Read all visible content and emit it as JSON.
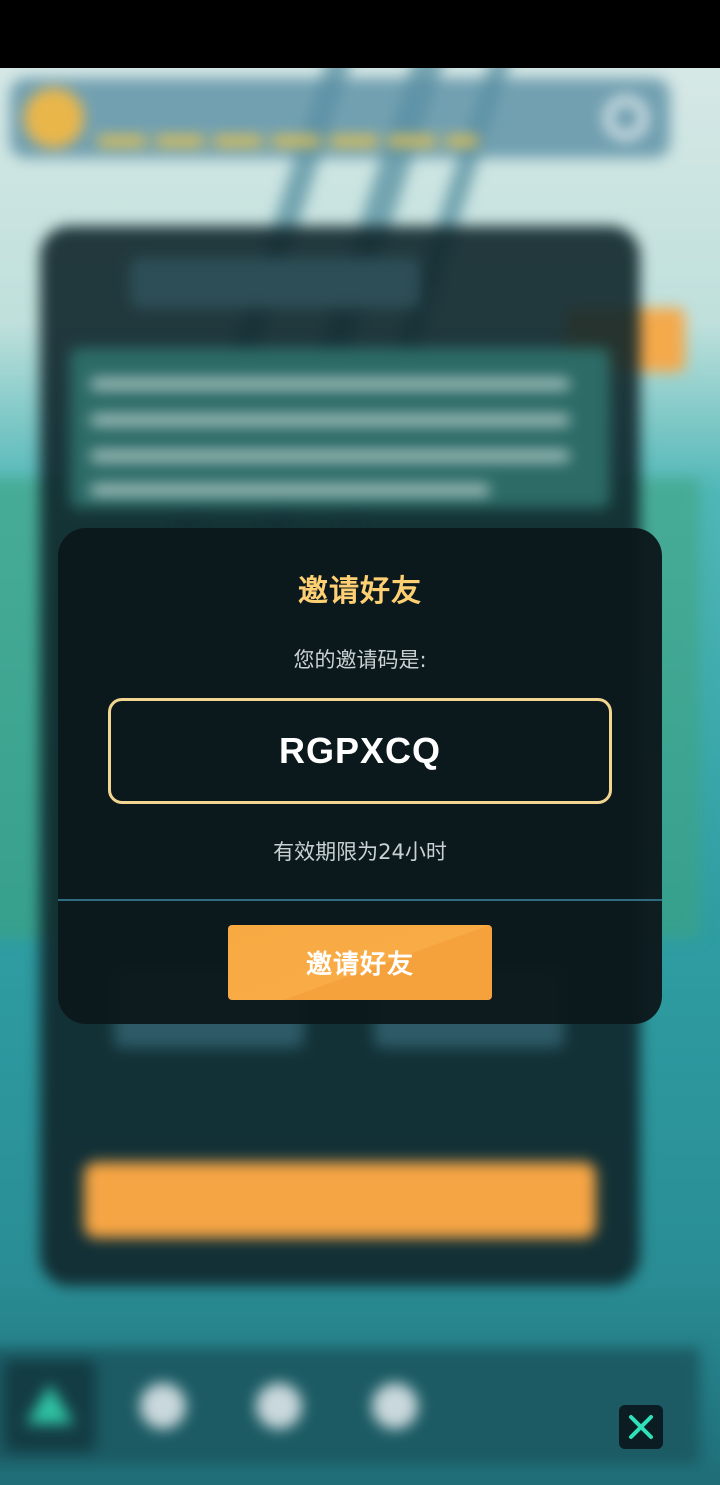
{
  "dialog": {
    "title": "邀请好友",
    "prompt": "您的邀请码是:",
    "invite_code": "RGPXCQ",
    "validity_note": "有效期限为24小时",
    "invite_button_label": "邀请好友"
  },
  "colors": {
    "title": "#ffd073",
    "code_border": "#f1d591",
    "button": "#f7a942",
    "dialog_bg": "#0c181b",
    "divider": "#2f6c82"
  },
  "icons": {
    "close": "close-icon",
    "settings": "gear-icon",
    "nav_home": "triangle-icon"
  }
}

.....

Exclude the images, then output the data above word for word.

Read all visible content and emit it as JSON.
{
  "dialog": {
    "title": "邀请好友",
    "prompt": "您的邀请码是:",
    "invite_code": "RGPXCQ",
    "validity_note": "有效期限为24小时",
    "invite_button_label": "邀请好友"
  },
  "colors": {
    "title": "#ffd073",
    "code_border": "#f1d591",
    "button": "#f7a942",
    "dialog_bg": "#0c181b",
    "divider": "#2f6c82"
  },
  "icons": {
    "close": "close-icon",
    "settings": "gear-icon",
    "nav_home": "triangle-icon"
  }
}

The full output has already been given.